Problem statement:
Please copy the material below line for line, keeping every word, number and mark unchanged.
--- --- ---
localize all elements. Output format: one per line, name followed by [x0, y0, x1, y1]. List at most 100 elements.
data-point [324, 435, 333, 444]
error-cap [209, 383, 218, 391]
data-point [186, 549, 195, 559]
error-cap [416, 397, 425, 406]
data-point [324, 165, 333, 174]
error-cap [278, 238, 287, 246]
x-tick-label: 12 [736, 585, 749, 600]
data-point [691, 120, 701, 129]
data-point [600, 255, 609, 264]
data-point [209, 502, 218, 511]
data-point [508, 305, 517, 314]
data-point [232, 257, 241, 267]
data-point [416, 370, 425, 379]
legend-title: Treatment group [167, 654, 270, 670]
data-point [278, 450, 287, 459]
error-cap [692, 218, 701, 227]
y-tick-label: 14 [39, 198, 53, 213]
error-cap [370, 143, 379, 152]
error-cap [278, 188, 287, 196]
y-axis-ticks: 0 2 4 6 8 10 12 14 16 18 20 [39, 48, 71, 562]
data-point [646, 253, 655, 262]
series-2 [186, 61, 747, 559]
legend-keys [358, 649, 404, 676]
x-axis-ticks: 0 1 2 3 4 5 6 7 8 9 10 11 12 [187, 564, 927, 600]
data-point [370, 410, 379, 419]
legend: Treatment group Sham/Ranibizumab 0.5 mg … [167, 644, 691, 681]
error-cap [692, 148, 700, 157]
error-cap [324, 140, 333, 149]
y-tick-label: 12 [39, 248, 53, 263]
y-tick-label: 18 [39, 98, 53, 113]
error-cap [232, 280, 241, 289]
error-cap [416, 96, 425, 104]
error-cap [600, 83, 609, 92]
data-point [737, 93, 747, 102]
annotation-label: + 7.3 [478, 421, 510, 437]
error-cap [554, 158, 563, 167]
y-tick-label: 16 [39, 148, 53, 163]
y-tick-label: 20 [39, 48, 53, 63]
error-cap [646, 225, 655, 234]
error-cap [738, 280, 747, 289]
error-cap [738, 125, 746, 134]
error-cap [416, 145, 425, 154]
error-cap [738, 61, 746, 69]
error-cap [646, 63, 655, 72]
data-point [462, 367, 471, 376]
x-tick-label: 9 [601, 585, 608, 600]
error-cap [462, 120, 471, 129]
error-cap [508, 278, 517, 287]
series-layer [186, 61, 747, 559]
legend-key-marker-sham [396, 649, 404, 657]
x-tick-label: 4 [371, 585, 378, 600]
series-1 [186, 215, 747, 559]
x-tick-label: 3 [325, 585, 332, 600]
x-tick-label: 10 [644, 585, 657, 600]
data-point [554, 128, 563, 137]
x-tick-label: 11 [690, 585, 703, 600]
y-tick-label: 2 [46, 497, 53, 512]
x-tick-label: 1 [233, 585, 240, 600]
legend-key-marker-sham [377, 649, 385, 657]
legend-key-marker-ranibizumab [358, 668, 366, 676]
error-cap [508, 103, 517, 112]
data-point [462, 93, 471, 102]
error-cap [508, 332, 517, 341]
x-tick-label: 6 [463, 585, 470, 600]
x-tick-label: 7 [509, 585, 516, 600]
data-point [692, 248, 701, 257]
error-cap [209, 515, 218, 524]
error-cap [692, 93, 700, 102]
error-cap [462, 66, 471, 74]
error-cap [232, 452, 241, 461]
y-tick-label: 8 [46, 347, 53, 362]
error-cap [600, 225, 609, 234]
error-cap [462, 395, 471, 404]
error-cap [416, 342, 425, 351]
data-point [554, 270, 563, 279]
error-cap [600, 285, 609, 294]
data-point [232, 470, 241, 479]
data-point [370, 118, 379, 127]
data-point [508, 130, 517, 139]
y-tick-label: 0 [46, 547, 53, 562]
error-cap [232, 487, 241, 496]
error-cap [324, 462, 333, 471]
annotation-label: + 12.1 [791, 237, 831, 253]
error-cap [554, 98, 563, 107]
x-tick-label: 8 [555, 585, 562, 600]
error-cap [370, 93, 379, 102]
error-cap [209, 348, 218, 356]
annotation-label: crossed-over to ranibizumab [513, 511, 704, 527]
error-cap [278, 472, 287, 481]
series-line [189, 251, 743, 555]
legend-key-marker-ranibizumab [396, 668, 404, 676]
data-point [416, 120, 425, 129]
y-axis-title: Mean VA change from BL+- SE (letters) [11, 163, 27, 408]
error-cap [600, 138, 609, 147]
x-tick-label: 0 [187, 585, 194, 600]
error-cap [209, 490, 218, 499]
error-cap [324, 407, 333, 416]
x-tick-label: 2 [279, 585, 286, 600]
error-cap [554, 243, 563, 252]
--- --- ---
The answer:
localize all elements. Output format: one per line, name followed by [x0, y0, x1, y1]. List at most 100 elements.
data-point [324, 435, 333, 444]
error-cap [209, 383, 218, 391]
data-point [186, 549, 195, 559]
error-cap [416, 397, 425, 406]
data-point [324, 165, 333, 174]
error-cap [278, 238, 287, 246]
x-tick-label: 12 [736, 585, 749, 600]
data-point [691, 120, 701, 129]
data-point [600, 255, 609, 264]
data-point [209, 502, 218, 511]
data-point [508, 305, 517, 314]
data-point [232, 257, 241, 267]
data-point [416, 370, 425, 379]
legend-title: Treatment group [167, 654, 270, 670]
data-point [278, 450, 287, 459]
error-cap [692, 218, 701, 227]
y-tick-label: 14 [39, 198, 53, 213]
error-cap [370, 143, 379, 152]
error-cap [278, 188, 287, 196]
y-axis-ticks: 0 2 4 6 8 10 12 14 16 18 20 [39, 48, 71, 562]
data-point [646, 253, 655, 262]
series-2 [186, 61, 747, 559]
legend-keys [358, 649, 404, 676]
x-axis-ticks: 0 1 2 3 4 5 6 7 8 9 10 11 12 [187, 564, 927, 600]
data-point [370, 410, 379, 419]
legend: Treatment group Sham/Ranibizumab 0.5 mg … [167, 644, 691, 681]
error-cap [692, 148, 700, 157]
error-cap [324, 140, 333, 149]
y-tick-label: 12 [39, 248, 53, 263]
y-tick-label: 18 [39, 98, 53, 113]
error-cap [232, 280, 241, 289]
error-cap [416, 96, 425, 104]
error-cap [600, 83, 609, 92]
data-point [737, 93, 747, 102]
annotation-label: + 7.3 [478, 421, 510, 437]
error-cap [554, 158, 563, 167]
y-tick-label: 16 [39, 148, 53, 163]
y-tick-label: 20 [39, 48, 53, 63]
error-cap [646, 225, 655, 234]
error-cap [738, 280, 747, 289]
error-cap [738, 125, 746, 134]
error-cap [416, 145, 425, 154]
error-cap [738, 61, 746, 69]
error-cap [646, 63, 655, 72]
data-point [462, 367, 471, 376]
x-tick-label: 9 [601, 585, 608, 600]
error-cap [462, 120, 471, 129]
error-cap [508, 278, 517, 287]
series-layer [186, 61, 747, 559]
legend-key-marker-sham [396, 649, 404, 657]
x-tick-label: 4 [371, 585, 378, 600]
series-1 [186, 215, 747, 559]
x-tick-label: 3 [325, 585, 332, 600]
x-tick-label: 10 [644, 585, 657, 600]
data-point [554, 128, 563, 137]
x-tick-label: 11 [690, 585, 703, 600]
y-tick-label: 2 [46, 497, 53, 512]
x-tick-label: 1 [233, 585, 240, 600]
legend-key-marker-sham [377, 649, 385, 657]
legend-key-marker-ranibizumab [358, 668, 366, 676]
error-cap [508, 103, 517, 112]
data-point [462, 93, 471, 102]
error-cap [508, 332, 517, 341]
x-tick-label: 6 [463, 585, 470, 600]
x-tick-label: 7 [509, 585, 516, 600]
data-point [692, 248, 701, 257]
error-cap [209, 515, 218, 524]
error-cap [692, 93, 700, 102]
error-cap [462, 66, 471, 74]
error-cap [232, 452, 241, 461]
y-tick-label: 8 [46, 347, 53, 362]
error-cap [600, 225, 609, 234]
error-cap [462, 395, 471, 404]
error-cap [416, 342, 425, 351]
data-point [554, 270, 563, 279]
error-cap [600, 285, 609, 294]
data-point [232, 470, 241, 479]
data-point [370, 118, 379, 127]
data-point [508, 130, 517, 139]
y-tick-label: 0 [46, 547, 53, 562]
error-cap [232, 487, 241, 496]
error-cap [324, 462, 333, 471]
annotation-label: + 12.1 [791, 237, 831, 253]
error-cap [554, 98, 563, 107]
x-tick-label: 8 [555, 585, 562, 600]
error-cap [370, 93, 379, 102]
error-cap [209, 348, 218, 356]
annotation-label: crossed-over to ranibizumab [513, 511, 704, 527]
error-cap [278, 472, 287, 481]
series-line [189, 251, 743, 555]
legend-key-marker-ranibizumab [396, 668, 404, 676]
data-point [416, 120, 425, 129]
y-axis-title: Mean VA change from BL+- SE (letters) [11, 163, 27, 408]
error-cap [600, 138, 609, 147]
x-tick-label: 0 [187, 585, 194, 600]
error-cap [209, 490, 218, 499]
error-cap [324, 407, 333, 416]
x-tick-label: 2 [279, 585, 286, 600]
error-cap [554, 243, 563, 252]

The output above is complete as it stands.